* Task to complete: Extract the records in full, leaving every picture out.

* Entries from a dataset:
┌────────
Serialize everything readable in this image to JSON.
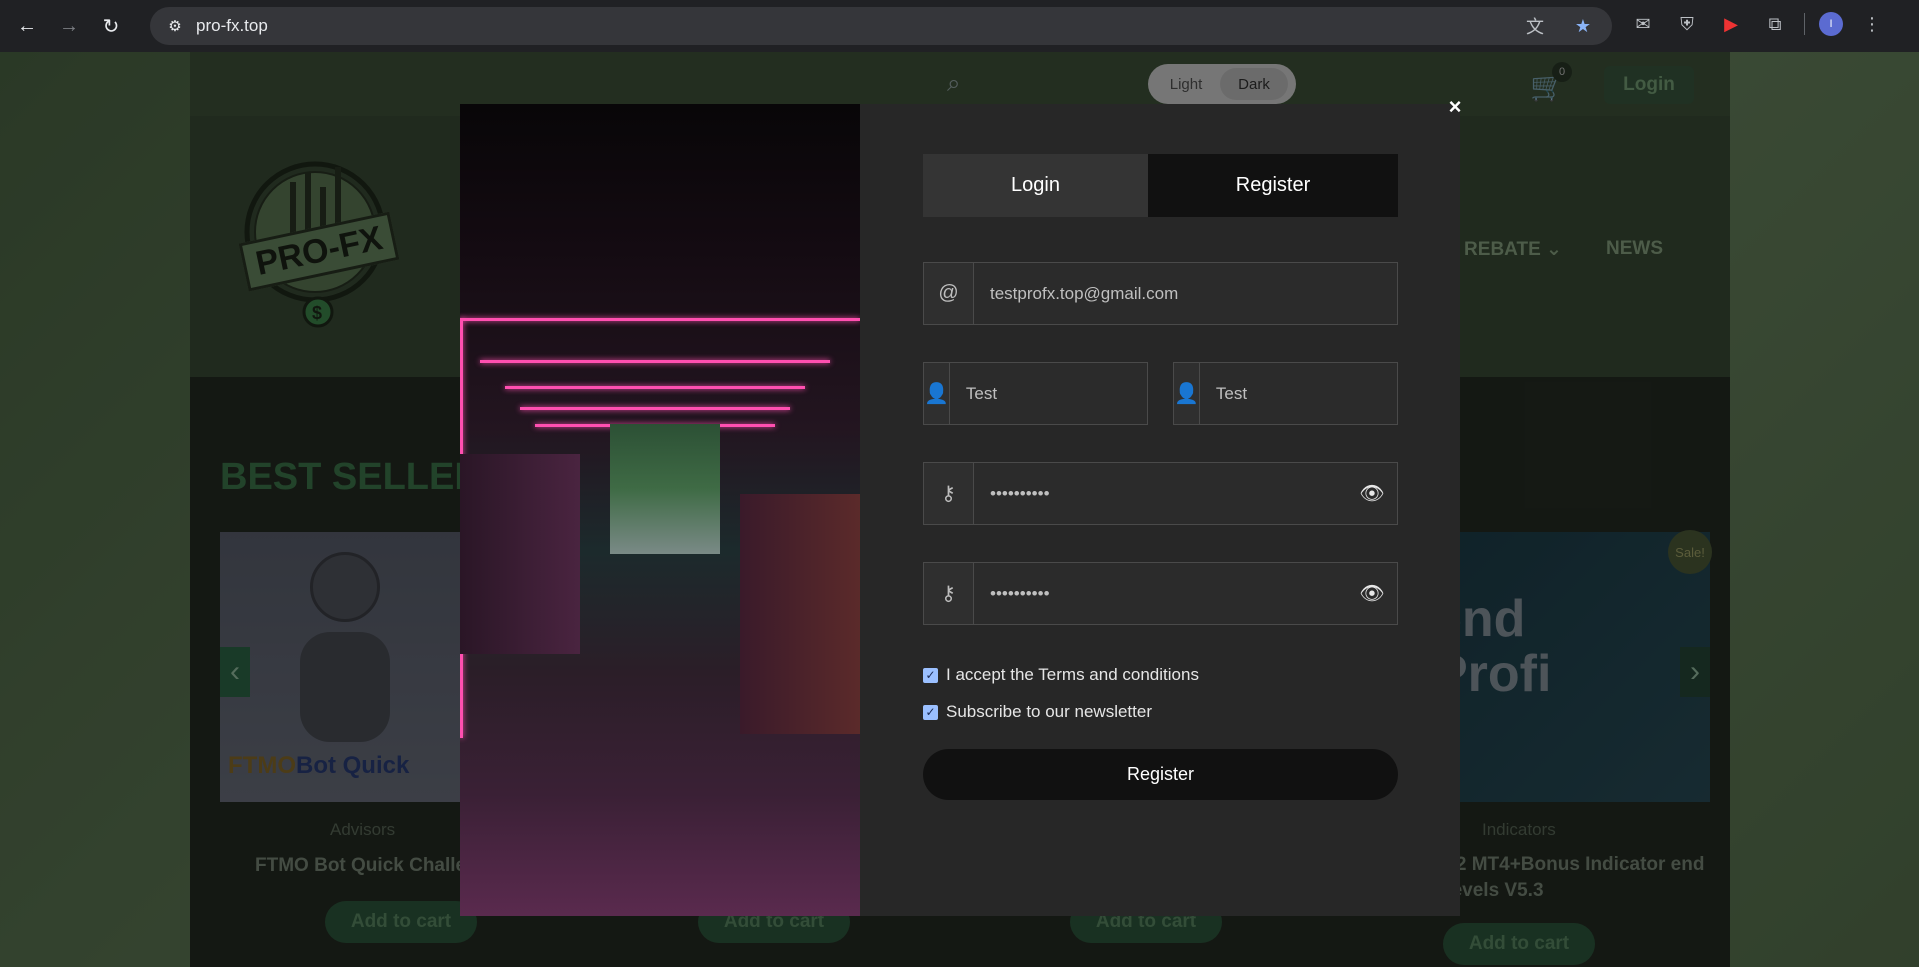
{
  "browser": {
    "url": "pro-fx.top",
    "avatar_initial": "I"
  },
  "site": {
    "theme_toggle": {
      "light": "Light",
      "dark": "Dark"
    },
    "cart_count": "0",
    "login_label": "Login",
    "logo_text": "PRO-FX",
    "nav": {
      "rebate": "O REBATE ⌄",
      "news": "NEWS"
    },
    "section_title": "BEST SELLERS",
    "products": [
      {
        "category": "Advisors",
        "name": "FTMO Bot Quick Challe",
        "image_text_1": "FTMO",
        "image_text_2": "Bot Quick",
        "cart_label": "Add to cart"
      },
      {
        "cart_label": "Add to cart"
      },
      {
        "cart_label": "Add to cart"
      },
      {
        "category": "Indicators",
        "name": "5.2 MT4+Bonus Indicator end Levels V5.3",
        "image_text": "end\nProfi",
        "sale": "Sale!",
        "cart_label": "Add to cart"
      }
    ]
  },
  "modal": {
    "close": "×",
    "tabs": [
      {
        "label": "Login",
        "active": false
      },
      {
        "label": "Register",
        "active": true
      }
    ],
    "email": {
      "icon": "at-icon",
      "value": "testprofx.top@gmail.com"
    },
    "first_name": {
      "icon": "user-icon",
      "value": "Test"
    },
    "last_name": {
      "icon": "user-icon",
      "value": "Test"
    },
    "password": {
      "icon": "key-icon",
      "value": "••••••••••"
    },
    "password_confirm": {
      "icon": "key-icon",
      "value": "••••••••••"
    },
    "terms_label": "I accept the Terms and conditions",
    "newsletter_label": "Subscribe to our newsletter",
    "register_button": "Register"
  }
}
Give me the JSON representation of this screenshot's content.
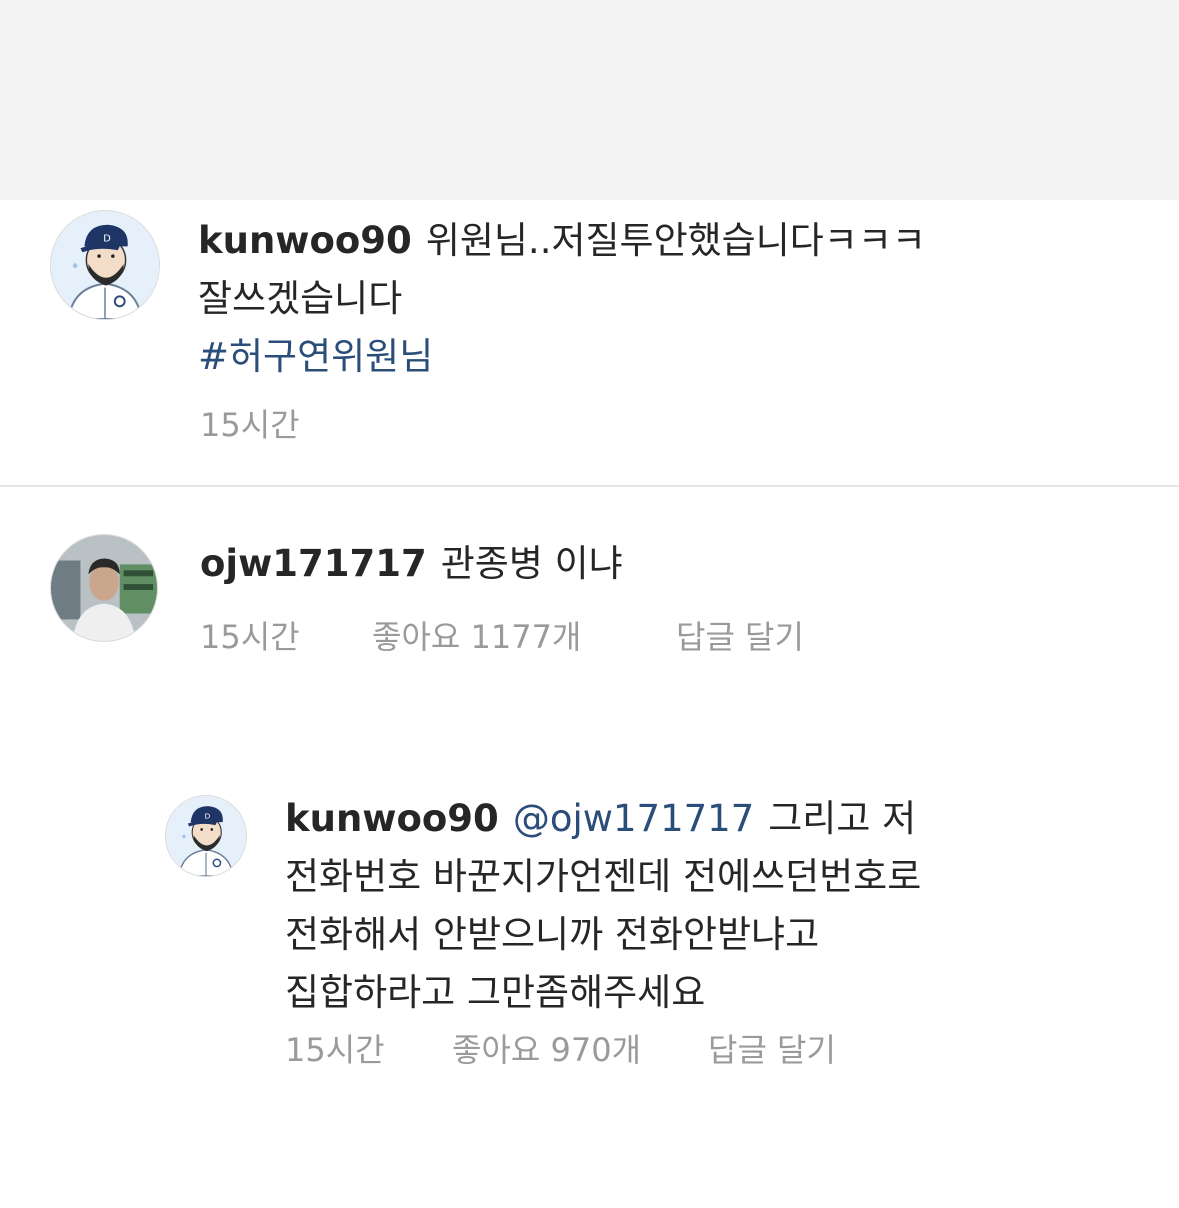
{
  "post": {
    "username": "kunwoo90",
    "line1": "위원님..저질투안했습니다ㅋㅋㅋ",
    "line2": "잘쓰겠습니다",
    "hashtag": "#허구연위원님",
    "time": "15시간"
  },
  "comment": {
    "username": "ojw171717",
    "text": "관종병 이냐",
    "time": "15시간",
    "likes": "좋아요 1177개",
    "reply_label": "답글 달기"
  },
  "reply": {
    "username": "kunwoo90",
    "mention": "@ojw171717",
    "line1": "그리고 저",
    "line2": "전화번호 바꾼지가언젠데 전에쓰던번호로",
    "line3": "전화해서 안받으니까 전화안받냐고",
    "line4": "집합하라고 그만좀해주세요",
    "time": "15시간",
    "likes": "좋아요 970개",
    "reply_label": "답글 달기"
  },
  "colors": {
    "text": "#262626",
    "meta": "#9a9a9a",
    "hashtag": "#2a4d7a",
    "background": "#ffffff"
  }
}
└────────
* Output for this exercise:
Serialize everything readable in this image to JSON.
{
  "browser": {
    "url": "pro-fx.top",
    "avatar_initial": "I"
  },
  "site": {
    "theme_toggle": {
      "light": "Light",
      "dark": "Dark"
    },
    "cart_count": "0",
    "login_label": "Login",
    "logo_text": "PRO-FX",
    "nav": {
      "rebate": "O REBATE ⌄",
      "news": "NEWS"
    },
    "section_title": "BEST SELLERS",
    "products": [
      {
        "category": "Advisors",
        "name": "FTMO Bot Quick Challe",
        "image_text_1": "FTMO",
        "image_text_2": "Bot Quick",
        "cart_label": "Add to cart"
      },
      {
        "cart_label": "Add to cart"
      },
      {
        "cart_label": "Add to cart"
      },
      {
        "category": "Indicators",
        "name": "5.2 MT4+Bonus Indicator end Levels V5.3",
        "image_text": "end\nProfi",
        "sale": "Sale!",
        "cart_label": "Add to cart"
      }
    ]
  },
  "modal": {
    "close": "×",
    "tabs": [
      {
        "label": "Login",
        "active": false
      },
      {
        "label": "Register",
        "active": true
      }
    ],
    "email": {
      "icon": "at-icon",
      "value": "testprofx.top@gmail.com"
    },
    "first_name": {
      "icon": "user-icon",
      "value": "Test"
    },
    "last_name": {
      "icon": "user-icon",
      "value": "Test"
    },
    "password": {
      "icon": "key-icon",
      "value": "••••••••••"
    },
    "password_confirm": {
      "icon": "key-icon",
      "value": "••••••••••"
    },
    "terms_label": "I accept the Terms and conditions",
    "newsletter_label": "Subscribe to our newsletter",
    "register_button": "Register"
  }
}
Give me the JSON representation of this screenshot's content.
{
  "post": {
    "username": "kunwoo90",
    "line1": "위원님..저질투안했습니다ㅋㅋㅋ",
    "line2": "잘쓰겠습니다",
    "hashtag": "#허구연위원님",
    "time": "15시간"
  },
  "comment": {
    "username": "ojw171717",
    "text": "관종병 이냐",
    "time": "15시간",
    "likes": "좋아요 1177개",
    "reply_label": "답글 달기"
  },
  "reply": {
    "username": "kunwoo90",
    "mention": "@ojw171717",
    "line1": "그리고 저",
    "line2": "전화번호 바꾼지가언젠데 전에쓰던번호로",
    "line3": "전화해서 안받으니까 전화안받냐고",
    "line4": "집합하라고 그만좀해주세요",
    "time": "15시간",
    "likes": "좋아요 970개",
    "reply_label": "답글 달기"
  },
  "colors": {
    "text": "#262626",
    "meta": "#9a9a9a",
    "hashtag": "#2a4d7a",
    "background": "#ffffff"
  }
}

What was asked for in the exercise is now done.